Data entries:
****************************************
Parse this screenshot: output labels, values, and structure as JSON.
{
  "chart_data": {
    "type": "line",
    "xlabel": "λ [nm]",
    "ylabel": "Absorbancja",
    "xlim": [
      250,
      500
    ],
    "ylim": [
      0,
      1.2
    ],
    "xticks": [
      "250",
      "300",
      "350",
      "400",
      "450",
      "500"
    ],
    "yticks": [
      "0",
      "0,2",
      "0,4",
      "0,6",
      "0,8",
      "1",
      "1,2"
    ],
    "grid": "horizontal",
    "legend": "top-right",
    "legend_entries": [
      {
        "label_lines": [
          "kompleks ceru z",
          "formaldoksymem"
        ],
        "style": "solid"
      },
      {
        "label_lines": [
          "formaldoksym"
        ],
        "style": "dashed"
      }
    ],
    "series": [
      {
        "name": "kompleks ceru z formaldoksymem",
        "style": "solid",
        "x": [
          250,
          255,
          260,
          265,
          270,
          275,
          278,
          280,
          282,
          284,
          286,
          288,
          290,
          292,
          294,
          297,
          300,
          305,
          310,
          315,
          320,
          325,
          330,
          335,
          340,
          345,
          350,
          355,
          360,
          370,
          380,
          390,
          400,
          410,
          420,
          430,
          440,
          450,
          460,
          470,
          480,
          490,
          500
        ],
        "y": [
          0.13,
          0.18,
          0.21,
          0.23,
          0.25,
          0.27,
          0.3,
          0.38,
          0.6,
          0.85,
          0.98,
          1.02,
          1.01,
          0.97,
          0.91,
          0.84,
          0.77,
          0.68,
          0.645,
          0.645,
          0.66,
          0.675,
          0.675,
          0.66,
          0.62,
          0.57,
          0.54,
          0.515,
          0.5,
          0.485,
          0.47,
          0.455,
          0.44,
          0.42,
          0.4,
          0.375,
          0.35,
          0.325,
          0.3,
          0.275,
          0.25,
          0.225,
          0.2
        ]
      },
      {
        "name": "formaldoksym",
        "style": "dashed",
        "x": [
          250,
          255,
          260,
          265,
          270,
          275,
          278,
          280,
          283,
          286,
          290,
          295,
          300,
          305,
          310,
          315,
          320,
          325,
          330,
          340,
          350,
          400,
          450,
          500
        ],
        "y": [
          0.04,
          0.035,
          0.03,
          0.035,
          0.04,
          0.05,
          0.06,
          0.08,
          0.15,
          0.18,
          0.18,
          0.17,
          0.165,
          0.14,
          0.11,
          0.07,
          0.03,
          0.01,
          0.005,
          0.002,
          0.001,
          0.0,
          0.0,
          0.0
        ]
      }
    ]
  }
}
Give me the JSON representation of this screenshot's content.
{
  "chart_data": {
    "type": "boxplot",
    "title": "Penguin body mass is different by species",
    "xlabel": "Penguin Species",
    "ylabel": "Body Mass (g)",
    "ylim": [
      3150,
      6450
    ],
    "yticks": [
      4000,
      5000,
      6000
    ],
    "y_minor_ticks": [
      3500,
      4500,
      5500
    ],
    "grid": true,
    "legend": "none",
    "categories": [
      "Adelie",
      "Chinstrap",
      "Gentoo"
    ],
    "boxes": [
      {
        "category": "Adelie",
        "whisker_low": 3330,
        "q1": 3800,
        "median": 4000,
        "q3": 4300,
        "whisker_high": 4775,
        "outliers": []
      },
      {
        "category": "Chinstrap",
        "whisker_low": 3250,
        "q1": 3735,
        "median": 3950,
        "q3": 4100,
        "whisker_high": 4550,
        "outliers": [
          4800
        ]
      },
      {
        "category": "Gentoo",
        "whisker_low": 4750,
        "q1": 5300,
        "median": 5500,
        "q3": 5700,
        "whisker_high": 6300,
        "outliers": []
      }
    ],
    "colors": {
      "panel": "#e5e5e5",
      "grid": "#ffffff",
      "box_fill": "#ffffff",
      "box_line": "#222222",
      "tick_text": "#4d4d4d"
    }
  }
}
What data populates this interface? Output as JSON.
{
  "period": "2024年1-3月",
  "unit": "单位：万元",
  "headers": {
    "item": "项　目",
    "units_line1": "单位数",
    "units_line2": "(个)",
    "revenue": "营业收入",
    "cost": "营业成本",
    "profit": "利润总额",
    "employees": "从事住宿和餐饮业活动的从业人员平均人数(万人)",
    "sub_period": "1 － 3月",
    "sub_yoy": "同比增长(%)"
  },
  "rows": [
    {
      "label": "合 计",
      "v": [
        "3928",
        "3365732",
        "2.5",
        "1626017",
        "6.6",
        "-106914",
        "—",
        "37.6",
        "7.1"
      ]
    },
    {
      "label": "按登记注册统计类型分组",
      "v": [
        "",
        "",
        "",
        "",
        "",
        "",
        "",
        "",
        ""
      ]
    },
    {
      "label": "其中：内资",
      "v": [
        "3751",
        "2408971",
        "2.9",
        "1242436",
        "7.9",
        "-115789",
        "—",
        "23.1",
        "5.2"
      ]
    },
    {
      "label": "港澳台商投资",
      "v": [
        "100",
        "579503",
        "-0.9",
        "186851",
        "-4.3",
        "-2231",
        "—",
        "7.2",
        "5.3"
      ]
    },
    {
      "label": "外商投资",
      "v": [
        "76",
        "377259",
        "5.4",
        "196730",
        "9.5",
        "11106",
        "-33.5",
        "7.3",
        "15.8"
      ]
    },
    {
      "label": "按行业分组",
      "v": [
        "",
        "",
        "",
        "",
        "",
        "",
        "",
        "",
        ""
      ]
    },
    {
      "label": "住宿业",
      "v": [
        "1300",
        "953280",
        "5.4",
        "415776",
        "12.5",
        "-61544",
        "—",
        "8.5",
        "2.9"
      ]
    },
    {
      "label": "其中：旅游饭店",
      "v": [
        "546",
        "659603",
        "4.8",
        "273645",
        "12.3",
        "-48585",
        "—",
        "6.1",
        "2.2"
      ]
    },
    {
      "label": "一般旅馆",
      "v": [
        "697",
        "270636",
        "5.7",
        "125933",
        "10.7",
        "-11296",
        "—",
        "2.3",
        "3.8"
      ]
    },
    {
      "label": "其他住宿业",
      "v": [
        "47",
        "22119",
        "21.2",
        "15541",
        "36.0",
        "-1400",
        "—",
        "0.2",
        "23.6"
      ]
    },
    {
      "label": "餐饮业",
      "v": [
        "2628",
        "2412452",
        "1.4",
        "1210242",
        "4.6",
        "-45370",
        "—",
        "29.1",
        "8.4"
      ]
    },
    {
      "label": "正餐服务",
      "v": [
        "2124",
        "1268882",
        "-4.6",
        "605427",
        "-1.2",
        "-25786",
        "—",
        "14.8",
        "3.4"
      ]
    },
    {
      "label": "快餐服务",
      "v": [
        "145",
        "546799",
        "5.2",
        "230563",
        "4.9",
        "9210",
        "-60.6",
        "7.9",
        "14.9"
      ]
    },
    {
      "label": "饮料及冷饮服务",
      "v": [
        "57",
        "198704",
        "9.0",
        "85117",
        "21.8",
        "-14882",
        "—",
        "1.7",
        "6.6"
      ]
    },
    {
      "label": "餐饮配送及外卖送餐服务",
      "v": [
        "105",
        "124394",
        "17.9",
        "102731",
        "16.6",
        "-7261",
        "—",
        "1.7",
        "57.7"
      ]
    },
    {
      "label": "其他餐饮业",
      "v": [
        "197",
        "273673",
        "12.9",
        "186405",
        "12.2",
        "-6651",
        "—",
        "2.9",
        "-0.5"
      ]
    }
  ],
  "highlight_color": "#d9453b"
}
****************************************
Print the records above in full, exactly.

Parse this screenshot: output labels, values, and structure as JSON.
{
  "chart_data": {
    "type": "line",
    "xlabel": "λ [nm]",
    "ylabel": "Absorbancja",
    "xlim": [
      250,
      500
    ],
    "ylim": [
      0,
      1.2
    ],
    "xticks": [
      "250",
      "300",
      "350",
      "400",
      "450",
      "500"
    ],
    "yticks": [
      "0",
      "0,2",
      "0,4",
      "0,6",
      "0,8",
      "1",
      "1,2"
    ],
    "grid": "horizontal",
    "legend": "top-right",
    "legend_entries": [
      {
        "label_lines": [
          "kompleks ceru z",
          "formaldoksymem"
        ],
        "style": "solid"
      },
      {
        "label_lines": [
          "formaldoksym"
        ],
        "style": "dashed"
      }
    ],
    "series": [
      {
        "name": "kompleks ceru z formaldoksymem",
        "style": "solid",
        "x": [
          250,
          255,
          260,
          265,
          270,
          275,
          278,
          280,
          282,
          284,
          286,
          288,
          290,
          292,
          294,
          297,
          300,
          305,
          310,
          315,
          320,
          325,
          330,
          335,
          340,
          345,
          350,
          355,
          360,
          370,
          380,
          390,
          400,
          410,
          420,
          430,
          440,
          450,
          460,
          470,
          480,
          490,
          500
        ],
        "y": [
          0.13,
          0.18,
          0.21,
          0.23,
          0.25,
          0.27,
          0.3,
          0.38,
          0.6,
          0.85,
          0.98,
          1.02,
          1.01,
          0.97,
          0.91,
          0.84,
          0.77,
          0.68,
          0.645,
          0.645,
          0.66,
          0.675,
          0.675,
          0.66,
          0.62,
          0.57,
          0.54,
          0.515,
          0.5,
          0.485,
          0.47,
          0.455,
          0.44,
          0.42,
          0.4,
          0.375,
          0.35,
          0.325,
          0.3,
          0.275,
          0.25,
          0.225,
          0.2
        ]
      },
      {
        "name": "formaldoksym",
        "style": "dashed",
        "x": [
          250,
          255,
          260,
          265,
          270,
          275,
          278,
          280,
          283,
          286,
          290,
          295,
          300,
          305,
          310,
          315,
          320,
          325,
          330,
          340,
          350,
          400,
          450,
          500
        ],
        "y": [
          0.04,
          0.035,
          0.03,
          0.035,
          0.04,
          0.05,
          0.06,
          0.08,
          0.15,
          0.18,
          0.18,
          0.17,
          0.165,
          0.14,
          0.11,
          0.07,
          0.03,
          0.01,
          0.005,
          0.002,
          0.001,
          0.0,
          0.0,
          0.0
        ]
      }
    ]
  }
}
Give me the JSON representation of this screenshot's content.
{
  "chart_data": {
    "type": "boxplot",
    "title": "Penguin body mass is different by species",
    "xlabel": "Penguin Species",
    "ylabel": "Body Mass (g)",
    "ylim": [
      3150,
      6450
    ],
    "yticks": [
      4000,
      5000,
      6000
    ],
    "y_minor_ticks": [
      3500,
      4500,
      5500
    ],
    "grid": true,
    "legend": "none",
    "categories": [
      "Adelie",
      "Chinstrap",
      "Gentoo"
    ],
    "boxes": [
      {
        "category": "Adelie",
        "whisker_low": 3330,
        "q1": 3800,
        "median": 4000,
        "q3": 4300,
        "whisker_high": 4775,
        "outliers": []
      },
      {
        "category": "Chinstrap",
        "whisker_low": 3250,
        "q1": 3735,
        "median": 3950,
        "q3": 4100,
        "whisker_high": 4550,
        "outliers": [
          4800
        ]
      },
      {
        "category": "Gentoo",
        "whisker_low": 4750,
        "q1": 5300,
        "median": 5500,
        "q3": 5700,
        "whisker_high": 6300,
        "outliers": []
      }
    ],
    "colors": {
      "panel": "#e5e5e5",
      "grid": "#ffffff",
      "box_fill": "#ffffff",
      "box_line": "#222222",
      "tick_text": "#4d4d4d"
    }
  }
}
What data populates this interface? Output as JSON.
{
  "period": "2024年1-3月",
  "unit": "单位：万元",
  "headers": {
    "item": "项　目",
    "units_line1": "单位数",
    "units_line2": "(个)",
    "revenue": "营业收入",
    "cost": "营业成本",
    "profit": "利润总额",
    "employees": "从事住宿和餐饮业活动的从业人员平均人数(万人)",
    "sub_period": "1 － 3月",
    "sub_yoy": "同比增长(%)"
  },
  "rows": [
    {
      "label": "合 计",
      "v": [
        "3928",
        "3365732",
        "2.5",
        "1626017",
        "6.6",
        "-106914",
        "—",
        "37.6",
        "7.1"
      ]
    },
    {
      "label": "按登记注册统计类型分组",
      "v": [
        "",
        "",
        "",
        "",
        "",
        "",
        "",
        "",
        ""
      ]
    },
    {
      "label": "其中：内资",
      "v": [
        "3751",
        "2408971",
        "2.9",
        "1242436",
        "7.9",
        "-115789",
        "—",
        "23.1",
        "5.2"
      ]
    },
    {
      "label": "港澳台商投资",
      "v": [
        "100",
        "579503",
        "-0.9",
        "186851",
        "-4.3",
        "-2231",
        "—",
        "7.2",
        "5.3"
      ]
    },
    {
      "label": "外商投资",
      "v": [
        "76",
        "377259",
        "5.4",
        "196730",
        "9.5",
        "11106",
        "-33.5",
        "7.3",
        "15.8"
      ]
    },
    {
      "label": "按行业分组",
      "v": [
        "",
        "",
        "",
        "",
        "",
        "",
        "",
        "",
        ""
      ]
    },
    {
      "label": "住宿业",
      "v": [
        "1300",
        "953280",
        "5.4",
        "415776",
        "12.5",
        "-61544",
        "—",
        "8.5",
        "2.9"
      ]
    },
    {
      "label": "其中：旅游饭店",
      "v": [
        "546",
        "659603",
        "4.8",
        "273645",
        "12.3",
        "-48585",
        "—",
        "6.1",
        "2.2"
      ]
    },
    {
      "label": "一般旅馆",
      "v": [
        "697",
        "270636",
        "5.7",
        "125933",
        "10.7",
        "-11296",
        "—",
        "2.3",
        "3.8"
      ]
    },
    {
      "label": "其他住宿业",
      "v": [
        "47",
        "22119",
        "21.2",
        "15541",
        "36.0",
        "-1400",
        "—",
        "0.2",
        "23.6"
      ]
    },
    {
      "label": "餐饮业",
      "v": [
        "2628",
        "2412452",
        "1.4",
        "1210242",
        "4.6",
        "-45370",
        "—",
        "29.1",
        "8.4"
      ]
    },
    {
      "label": "正餐服务",
      "v": [
        "2124",
        "1268882",
        "-4.6",
        "605427",
        "-1.2",
        "-25786",
        "—",
        "14.8",
        "3.4"
      ]
    },
    {
      "label": "快餐服务",
      "v": [
        "145",
        "546799",
        "5.2",
        "230563",
        "4.9",
        "9210",
        "-60.6",
        "7.9",
        "14.9"
      ]
    },
    {
      "label": "饮料及冷饮服务",
      "v": [
        "57",
        "198704",
        "9.0",
        "85117",
        "21.8",
        "-14882",
        "—",
        "1.7",
        "6.6"
      ]
    },
    {
      "label": "餐饮配送及外卖送餐服务",
      "v": [
        "105",
        "124394",
        "17.9",
        "102731",
        "16.6",
        "-7261",
        "—",
        "1.7",
        "57.7"
      ]
    },
    {
      "label": "其他餐饮业",
      "v": [
        "197",
        "273673",
        "12.9",
        "186405",
        "12.2",
        "-6651",
        "—",
        "2.9",
        "-0.5"
      ]
    }
  ],
  "highlight_color": "#d9453b"
}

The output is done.